> THE PROBLEM
For the data below, report only the number of lines containing the string "alimentation".

-- Begin EXTRACTED RECORDS --

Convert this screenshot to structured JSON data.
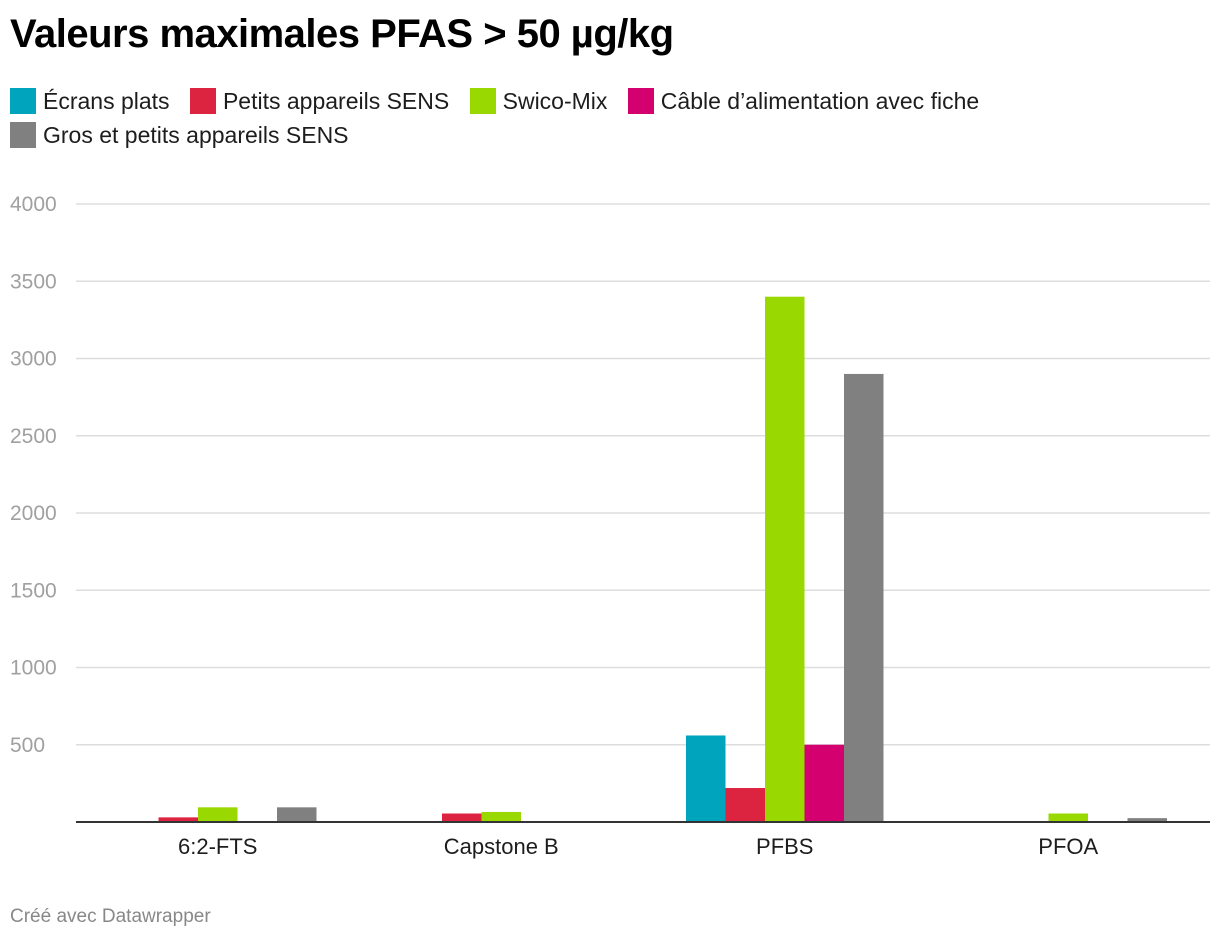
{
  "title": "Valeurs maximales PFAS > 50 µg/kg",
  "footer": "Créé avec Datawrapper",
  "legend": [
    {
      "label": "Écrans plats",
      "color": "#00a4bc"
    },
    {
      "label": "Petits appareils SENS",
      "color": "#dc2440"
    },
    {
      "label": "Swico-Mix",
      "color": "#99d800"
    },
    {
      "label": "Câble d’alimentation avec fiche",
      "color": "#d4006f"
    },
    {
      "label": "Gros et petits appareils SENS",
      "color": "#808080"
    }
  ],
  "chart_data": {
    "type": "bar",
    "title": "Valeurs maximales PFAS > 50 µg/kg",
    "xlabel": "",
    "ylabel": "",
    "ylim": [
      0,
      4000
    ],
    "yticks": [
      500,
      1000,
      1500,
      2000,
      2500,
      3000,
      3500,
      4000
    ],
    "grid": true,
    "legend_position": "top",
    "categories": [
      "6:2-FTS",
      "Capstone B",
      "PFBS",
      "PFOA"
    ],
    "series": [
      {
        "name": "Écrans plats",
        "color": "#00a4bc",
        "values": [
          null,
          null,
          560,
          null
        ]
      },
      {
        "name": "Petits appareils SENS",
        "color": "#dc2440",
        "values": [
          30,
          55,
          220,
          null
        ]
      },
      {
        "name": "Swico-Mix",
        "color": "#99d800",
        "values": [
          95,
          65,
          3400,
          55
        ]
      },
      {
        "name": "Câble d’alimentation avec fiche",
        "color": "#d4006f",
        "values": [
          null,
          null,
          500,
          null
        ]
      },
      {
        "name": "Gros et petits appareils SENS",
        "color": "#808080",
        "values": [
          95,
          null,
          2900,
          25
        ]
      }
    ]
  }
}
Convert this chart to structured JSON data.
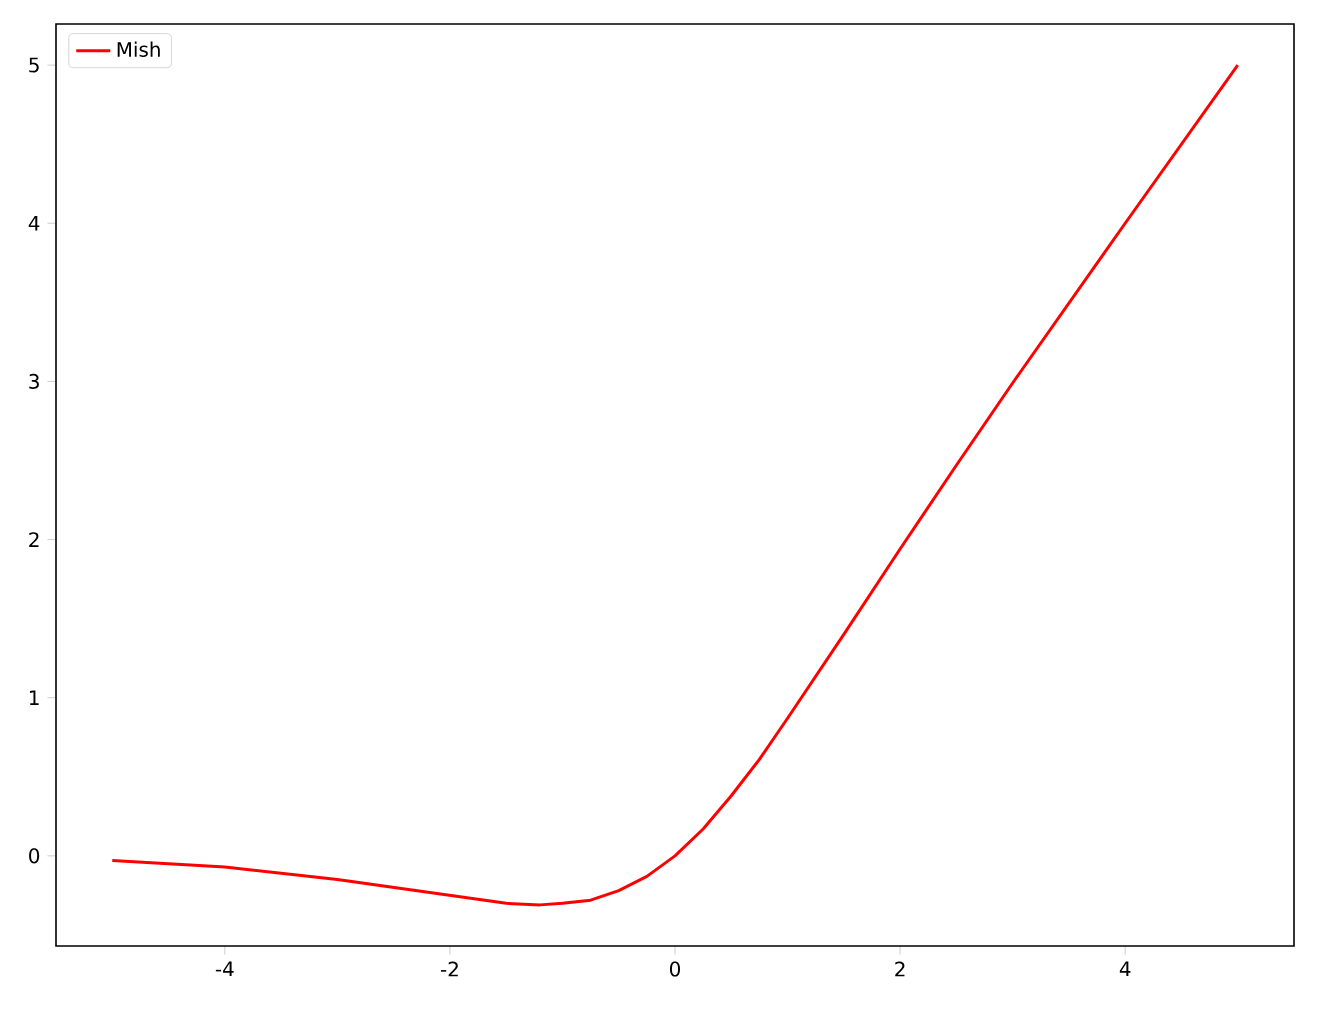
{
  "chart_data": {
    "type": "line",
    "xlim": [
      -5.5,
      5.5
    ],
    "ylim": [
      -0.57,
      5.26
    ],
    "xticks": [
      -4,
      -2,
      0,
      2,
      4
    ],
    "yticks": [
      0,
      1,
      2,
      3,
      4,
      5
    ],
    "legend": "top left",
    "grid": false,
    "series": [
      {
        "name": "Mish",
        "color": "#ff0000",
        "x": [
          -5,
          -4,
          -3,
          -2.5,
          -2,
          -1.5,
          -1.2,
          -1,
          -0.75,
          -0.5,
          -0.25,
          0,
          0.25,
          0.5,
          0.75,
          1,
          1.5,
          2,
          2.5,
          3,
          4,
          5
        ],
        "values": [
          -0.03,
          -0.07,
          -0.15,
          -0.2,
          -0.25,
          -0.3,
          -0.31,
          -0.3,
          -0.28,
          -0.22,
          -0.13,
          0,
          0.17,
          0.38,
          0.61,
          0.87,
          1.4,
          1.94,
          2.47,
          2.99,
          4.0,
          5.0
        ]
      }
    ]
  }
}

-- End EXTRACTED RECORDS --
-- Begin EXTRACTED RECORDS --

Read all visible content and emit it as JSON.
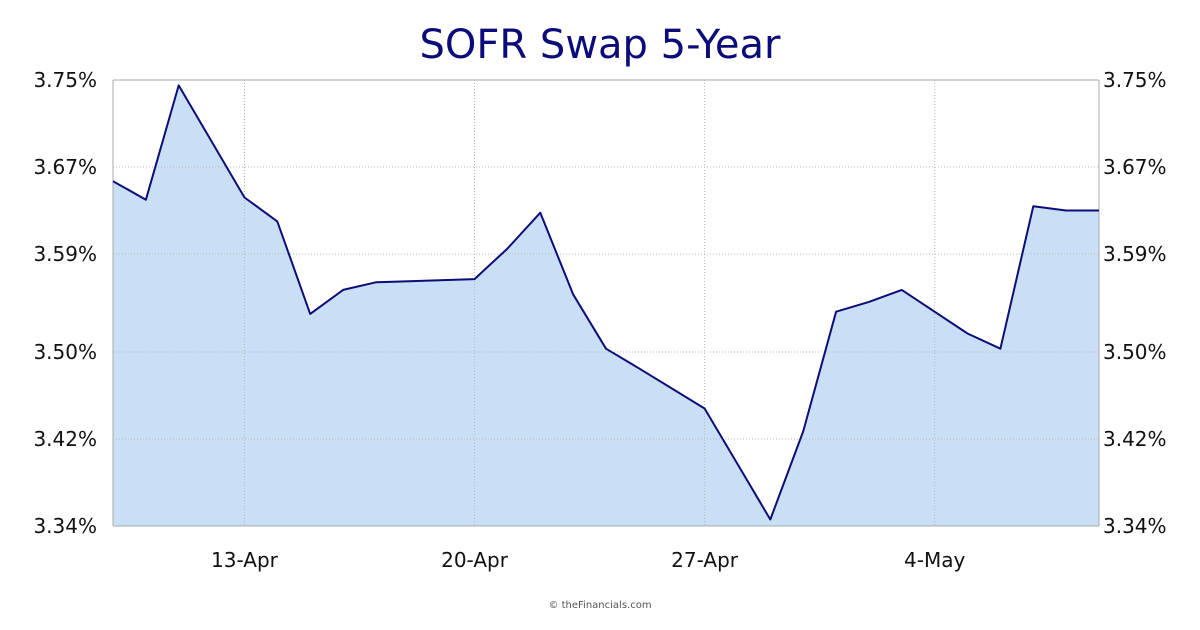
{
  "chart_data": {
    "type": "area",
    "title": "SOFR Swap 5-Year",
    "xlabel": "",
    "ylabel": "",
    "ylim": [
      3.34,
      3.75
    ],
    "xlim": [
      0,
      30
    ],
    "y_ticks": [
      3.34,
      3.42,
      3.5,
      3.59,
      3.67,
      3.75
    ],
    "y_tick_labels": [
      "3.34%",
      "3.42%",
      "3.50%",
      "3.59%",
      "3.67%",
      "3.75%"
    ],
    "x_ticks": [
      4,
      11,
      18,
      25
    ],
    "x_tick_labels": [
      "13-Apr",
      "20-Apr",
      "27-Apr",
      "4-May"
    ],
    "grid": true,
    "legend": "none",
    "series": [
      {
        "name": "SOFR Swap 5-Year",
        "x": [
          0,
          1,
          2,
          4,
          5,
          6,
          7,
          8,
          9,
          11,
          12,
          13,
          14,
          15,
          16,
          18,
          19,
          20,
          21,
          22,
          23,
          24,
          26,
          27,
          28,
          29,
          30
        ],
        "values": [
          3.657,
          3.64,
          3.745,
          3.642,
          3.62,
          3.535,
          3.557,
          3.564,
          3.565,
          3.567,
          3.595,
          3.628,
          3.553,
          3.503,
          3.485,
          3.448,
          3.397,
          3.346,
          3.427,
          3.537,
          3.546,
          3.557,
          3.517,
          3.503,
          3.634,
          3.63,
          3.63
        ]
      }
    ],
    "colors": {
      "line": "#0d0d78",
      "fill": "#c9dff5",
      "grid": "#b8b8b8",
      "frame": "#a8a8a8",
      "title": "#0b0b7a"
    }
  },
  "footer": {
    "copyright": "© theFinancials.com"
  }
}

-- End EXTRACTED RECORDS --

> PROBLEM SOLUTION
2